• [Instructions to follow]: Search the material for the word "title" and copy each line that holds it.

Chart and figure data
• • •
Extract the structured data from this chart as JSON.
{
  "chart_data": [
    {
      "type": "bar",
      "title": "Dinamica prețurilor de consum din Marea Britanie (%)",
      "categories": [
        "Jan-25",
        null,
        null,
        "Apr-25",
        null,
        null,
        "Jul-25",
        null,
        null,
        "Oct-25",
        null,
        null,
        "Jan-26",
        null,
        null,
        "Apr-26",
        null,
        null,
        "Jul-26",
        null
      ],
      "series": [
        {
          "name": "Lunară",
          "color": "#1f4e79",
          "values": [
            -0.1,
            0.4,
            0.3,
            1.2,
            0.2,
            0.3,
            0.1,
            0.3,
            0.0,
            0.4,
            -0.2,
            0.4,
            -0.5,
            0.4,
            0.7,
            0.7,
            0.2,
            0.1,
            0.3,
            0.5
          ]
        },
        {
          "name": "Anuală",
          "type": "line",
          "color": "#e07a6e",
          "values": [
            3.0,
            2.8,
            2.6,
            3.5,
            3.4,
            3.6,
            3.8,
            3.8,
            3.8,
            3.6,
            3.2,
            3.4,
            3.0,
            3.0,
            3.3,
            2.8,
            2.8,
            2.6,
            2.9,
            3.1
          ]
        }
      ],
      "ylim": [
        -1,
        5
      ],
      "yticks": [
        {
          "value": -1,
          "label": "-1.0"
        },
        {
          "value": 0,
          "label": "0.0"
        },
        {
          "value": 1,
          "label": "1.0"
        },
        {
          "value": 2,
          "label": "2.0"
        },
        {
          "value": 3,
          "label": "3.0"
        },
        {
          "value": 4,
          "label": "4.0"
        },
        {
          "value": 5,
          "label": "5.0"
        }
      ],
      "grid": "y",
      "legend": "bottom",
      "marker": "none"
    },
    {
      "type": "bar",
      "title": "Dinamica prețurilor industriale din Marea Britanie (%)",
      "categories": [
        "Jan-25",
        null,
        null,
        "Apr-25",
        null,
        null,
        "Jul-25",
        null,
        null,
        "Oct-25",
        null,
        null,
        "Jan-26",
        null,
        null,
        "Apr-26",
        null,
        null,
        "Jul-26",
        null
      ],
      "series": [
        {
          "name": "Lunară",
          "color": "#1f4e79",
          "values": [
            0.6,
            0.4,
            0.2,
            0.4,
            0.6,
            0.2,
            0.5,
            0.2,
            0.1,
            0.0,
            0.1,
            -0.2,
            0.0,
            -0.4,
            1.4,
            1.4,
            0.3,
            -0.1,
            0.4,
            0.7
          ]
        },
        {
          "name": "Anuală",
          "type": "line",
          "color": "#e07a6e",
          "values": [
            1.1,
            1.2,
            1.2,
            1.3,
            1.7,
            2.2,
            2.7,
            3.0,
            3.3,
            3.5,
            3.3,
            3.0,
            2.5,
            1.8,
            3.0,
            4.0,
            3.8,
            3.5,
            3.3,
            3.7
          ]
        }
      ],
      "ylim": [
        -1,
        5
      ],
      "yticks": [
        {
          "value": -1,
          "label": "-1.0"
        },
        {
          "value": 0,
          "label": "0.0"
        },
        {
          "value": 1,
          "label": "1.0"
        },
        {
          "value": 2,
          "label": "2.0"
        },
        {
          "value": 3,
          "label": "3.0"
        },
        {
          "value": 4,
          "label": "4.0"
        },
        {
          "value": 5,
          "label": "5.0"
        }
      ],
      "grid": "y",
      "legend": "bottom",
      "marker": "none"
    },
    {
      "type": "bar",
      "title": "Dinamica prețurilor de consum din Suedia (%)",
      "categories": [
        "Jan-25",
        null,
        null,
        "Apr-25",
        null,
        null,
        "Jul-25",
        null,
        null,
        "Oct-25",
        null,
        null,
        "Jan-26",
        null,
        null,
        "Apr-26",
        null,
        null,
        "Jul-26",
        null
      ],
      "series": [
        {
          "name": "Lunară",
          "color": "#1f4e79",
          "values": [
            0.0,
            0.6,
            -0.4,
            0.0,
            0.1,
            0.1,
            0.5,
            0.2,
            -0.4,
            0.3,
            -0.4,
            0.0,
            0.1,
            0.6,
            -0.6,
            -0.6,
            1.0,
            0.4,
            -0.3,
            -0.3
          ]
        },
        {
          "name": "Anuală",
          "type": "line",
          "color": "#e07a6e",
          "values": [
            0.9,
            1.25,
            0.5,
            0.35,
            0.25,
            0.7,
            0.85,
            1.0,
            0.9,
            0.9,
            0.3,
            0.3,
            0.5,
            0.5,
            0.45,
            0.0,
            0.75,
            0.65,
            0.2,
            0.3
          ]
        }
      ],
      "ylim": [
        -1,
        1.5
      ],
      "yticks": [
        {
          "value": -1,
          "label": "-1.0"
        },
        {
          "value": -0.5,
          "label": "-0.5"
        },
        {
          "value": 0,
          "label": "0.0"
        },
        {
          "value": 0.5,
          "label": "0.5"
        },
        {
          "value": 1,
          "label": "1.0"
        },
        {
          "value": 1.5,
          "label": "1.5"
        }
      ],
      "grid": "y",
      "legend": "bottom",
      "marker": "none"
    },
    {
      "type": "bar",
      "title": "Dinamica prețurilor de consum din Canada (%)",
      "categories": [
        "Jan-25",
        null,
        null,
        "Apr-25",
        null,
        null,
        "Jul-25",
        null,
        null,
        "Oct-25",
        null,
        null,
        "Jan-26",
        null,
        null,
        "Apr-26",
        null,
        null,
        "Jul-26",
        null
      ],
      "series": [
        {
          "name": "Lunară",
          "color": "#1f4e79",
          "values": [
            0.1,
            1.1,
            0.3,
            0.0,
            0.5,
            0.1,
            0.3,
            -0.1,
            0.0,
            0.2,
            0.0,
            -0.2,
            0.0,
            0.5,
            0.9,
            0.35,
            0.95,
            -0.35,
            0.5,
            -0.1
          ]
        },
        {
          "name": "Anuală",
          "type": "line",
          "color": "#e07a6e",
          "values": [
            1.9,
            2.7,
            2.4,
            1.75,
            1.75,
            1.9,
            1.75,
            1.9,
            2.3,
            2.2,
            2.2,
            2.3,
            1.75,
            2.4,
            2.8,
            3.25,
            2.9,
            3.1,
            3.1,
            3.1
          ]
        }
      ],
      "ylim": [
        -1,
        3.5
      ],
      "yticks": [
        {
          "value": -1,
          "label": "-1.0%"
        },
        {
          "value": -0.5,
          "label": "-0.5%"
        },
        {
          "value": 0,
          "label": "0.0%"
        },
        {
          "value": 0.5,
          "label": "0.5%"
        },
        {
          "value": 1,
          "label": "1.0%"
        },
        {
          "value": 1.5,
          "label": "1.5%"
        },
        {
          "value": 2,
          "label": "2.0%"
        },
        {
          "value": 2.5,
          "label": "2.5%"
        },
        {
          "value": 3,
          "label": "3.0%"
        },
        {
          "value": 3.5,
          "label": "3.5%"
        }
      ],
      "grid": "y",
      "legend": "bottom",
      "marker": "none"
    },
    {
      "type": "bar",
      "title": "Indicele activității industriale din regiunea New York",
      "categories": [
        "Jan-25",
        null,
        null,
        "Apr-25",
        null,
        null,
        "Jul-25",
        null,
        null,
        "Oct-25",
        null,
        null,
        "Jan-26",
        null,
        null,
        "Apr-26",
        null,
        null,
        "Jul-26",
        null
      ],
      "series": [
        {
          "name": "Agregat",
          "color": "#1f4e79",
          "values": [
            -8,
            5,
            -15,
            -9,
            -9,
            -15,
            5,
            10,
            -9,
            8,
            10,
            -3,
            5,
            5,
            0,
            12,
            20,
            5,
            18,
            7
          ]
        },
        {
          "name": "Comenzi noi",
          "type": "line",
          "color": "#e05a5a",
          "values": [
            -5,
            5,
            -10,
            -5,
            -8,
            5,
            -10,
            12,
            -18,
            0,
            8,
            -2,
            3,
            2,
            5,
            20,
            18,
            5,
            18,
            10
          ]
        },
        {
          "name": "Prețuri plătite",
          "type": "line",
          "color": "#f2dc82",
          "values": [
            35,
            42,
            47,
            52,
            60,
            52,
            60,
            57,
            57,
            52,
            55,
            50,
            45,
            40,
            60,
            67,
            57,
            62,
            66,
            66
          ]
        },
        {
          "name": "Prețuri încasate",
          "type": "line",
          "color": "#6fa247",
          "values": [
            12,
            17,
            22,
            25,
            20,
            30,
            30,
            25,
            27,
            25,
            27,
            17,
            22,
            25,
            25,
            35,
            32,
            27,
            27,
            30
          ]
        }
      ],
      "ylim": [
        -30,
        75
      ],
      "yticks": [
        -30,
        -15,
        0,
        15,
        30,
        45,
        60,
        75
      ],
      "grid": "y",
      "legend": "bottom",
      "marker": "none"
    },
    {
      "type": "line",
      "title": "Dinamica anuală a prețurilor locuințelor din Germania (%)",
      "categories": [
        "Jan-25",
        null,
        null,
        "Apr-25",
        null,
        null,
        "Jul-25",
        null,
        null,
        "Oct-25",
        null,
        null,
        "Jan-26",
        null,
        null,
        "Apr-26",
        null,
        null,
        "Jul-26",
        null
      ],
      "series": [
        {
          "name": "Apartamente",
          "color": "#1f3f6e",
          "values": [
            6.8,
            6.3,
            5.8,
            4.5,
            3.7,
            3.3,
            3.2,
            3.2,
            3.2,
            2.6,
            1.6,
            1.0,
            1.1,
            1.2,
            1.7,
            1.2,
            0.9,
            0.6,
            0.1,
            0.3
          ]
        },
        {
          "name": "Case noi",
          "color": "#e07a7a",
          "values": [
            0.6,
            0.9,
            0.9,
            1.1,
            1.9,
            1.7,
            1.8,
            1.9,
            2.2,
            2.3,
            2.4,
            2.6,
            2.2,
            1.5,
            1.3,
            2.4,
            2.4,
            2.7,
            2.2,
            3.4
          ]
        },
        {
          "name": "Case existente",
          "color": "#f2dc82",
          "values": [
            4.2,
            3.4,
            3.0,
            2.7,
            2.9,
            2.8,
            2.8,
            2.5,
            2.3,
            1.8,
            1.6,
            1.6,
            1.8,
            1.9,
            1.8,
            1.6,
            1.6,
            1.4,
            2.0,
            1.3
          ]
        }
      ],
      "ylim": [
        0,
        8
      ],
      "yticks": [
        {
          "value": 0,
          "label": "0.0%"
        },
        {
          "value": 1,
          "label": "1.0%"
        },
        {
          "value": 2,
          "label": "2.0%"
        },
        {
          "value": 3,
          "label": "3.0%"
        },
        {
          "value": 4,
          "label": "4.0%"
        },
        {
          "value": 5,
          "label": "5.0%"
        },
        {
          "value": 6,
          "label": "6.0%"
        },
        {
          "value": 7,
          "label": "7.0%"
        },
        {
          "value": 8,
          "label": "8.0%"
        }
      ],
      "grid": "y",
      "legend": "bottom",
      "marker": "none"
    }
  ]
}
• • •
• [Task output]:
      "title": "Dinamica prețurilor de consum din Marea Britanie (%)",
      "title": "Dinamica prețurilor industriale din Marea Britanie (%)",
      "title": "Dinamica prețurilor de consum din Suedia (%)",
      "title": "Dinamica prețurilor de consum din Canada (%)",
      "title": "Indicele activității industriale din regiunea New York",
      "title": "Dinamica anuală a prețurilor locuințelor din Germania (%)",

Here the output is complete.